**Aim:** Go through the listing below and gather every line with the word "underlying".

※ ※ ※

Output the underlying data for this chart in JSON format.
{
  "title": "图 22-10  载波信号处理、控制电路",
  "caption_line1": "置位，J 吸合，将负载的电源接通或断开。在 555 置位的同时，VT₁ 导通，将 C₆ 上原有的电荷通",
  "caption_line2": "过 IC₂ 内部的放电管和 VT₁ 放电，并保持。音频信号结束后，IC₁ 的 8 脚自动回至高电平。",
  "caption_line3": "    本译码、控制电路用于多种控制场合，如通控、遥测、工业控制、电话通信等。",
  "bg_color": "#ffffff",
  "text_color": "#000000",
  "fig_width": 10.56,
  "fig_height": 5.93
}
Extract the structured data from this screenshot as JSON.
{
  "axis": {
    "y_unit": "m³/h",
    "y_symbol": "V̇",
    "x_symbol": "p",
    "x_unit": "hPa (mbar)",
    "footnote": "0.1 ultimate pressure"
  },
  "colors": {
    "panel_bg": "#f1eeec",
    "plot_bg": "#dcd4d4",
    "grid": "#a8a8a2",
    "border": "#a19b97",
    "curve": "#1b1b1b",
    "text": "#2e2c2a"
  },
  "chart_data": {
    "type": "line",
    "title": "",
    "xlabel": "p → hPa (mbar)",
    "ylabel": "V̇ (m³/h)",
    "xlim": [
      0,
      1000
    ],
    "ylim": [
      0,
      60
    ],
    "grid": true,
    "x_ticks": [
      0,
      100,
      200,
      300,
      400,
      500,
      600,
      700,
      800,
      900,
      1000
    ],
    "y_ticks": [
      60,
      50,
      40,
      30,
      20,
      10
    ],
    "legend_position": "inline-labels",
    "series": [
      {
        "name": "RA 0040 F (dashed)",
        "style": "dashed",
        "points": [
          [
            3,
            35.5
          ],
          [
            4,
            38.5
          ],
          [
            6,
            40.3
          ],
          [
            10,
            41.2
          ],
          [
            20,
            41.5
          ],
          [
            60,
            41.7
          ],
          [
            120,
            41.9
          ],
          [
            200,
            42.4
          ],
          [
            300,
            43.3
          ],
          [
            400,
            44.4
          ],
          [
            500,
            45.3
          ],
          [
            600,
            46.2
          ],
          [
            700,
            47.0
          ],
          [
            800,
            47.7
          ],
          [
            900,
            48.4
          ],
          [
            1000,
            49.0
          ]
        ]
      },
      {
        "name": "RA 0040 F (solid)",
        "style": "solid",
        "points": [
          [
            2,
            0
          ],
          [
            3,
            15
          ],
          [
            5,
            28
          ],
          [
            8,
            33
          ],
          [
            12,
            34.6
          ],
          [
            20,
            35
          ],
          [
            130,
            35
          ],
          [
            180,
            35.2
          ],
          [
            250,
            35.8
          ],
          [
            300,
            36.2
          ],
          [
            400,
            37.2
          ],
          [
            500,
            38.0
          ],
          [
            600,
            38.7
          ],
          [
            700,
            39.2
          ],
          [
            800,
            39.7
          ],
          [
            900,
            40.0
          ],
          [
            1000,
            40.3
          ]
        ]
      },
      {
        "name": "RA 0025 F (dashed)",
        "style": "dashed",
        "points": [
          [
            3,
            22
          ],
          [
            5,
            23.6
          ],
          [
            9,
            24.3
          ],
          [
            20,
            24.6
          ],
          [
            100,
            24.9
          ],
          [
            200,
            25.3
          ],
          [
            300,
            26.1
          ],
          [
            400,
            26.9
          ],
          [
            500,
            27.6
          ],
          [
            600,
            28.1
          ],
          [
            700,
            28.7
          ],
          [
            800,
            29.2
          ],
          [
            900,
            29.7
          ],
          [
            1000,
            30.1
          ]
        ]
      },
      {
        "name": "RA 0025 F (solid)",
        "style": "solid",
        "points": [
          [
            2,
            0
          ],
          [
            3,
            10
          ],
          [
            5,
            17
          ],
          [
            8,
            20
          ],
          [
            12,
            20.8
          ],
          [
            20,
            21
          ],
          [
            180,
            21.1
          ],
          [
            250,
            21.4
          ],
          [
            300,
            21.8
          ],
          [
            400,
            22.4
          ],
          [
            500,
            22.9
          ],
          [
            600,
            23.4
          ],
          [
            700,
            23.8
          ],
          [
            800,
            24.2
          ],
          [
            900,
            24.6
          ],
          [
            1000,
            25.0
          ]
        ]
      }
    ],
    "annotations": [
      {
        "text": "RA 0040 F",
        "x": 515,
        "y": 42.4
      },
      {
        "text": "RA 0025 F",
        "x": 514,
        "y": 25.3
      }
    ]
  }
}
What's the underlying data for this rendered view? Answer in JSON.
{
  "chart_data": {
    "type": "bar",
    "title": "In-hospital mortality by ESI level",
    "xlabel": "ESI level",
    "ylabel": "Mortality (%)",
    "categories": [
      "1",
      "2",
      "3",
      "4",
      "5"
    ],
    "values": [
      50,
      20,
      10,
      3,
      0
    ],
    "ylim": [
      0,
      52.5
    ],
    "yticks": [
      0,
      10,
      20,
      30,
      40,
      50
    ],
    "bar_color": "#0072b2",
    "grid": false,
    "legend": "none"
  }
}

※ ※ ※

**Task answer:**
Output the underlying data for this chart in JSON format.
What's the underlying data for this rendered view? Answer in JSON.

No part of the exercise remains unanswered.